• Exercise task: Count the lines below that contain "号运动员". Give only the number.

• Supplied data:
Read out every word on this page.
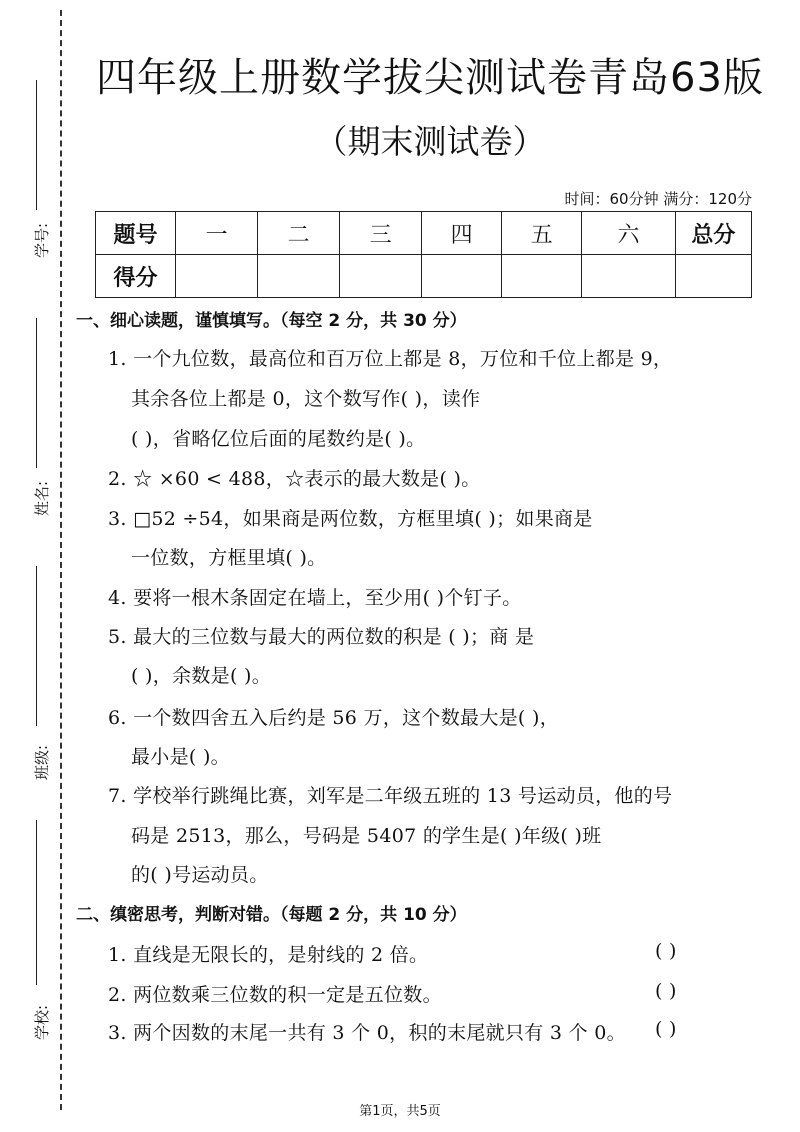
学号:
姓名:
班级:
学校:
四年级上册数学拔尖测试卷青岛63版
（期末测试卷）
时间：60分钟 满分：120分
题号	一	二	三	四	五	六	总分
得分							
一、细心读题，谨慎填写。（每空 2 分，共 30 分）
1. 一个九位数，最高位和百万位上都是 8，万位和千位上都是 9，
其余各位上都是 0，这个数写作( )，读作
( )，省略亿位后面的尾数约是( )。
2. ☆ ×60 < 488，☆表示的最大数是( )。
3. □52 ÷54，如果商是两位数，方框里填( )；如果商是
一位数，方框里填( )。
4. 要将一根木条固定在墙上，至少用( )个钉子。
5. 最大的三位数与最大的两位数的积是 ( )；商 是
( )，余数是( )。
6. 一个数四舍五入后约是 56 万，这个数最大是( )，
最小是( )。
7. 学校举行跳绳比赛，刘军是二年级五班的 13 号运动员，他的号
码是 2513，那么，号码是 5407 的学生是( )年级( )班
的( )号运动员。
二、缜密思考，判断对错。（每题 2 分，共 10 分）
1. 直线是无限长的，是射线的 2 倍。	( )
2. 两位数乘三位数的积一定是五位数。	( )
3. 两个因数的末尾一共有 3 个 0，积的末尾就只有 3 个 0。 ( )
第1页，共5页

• The reply: 2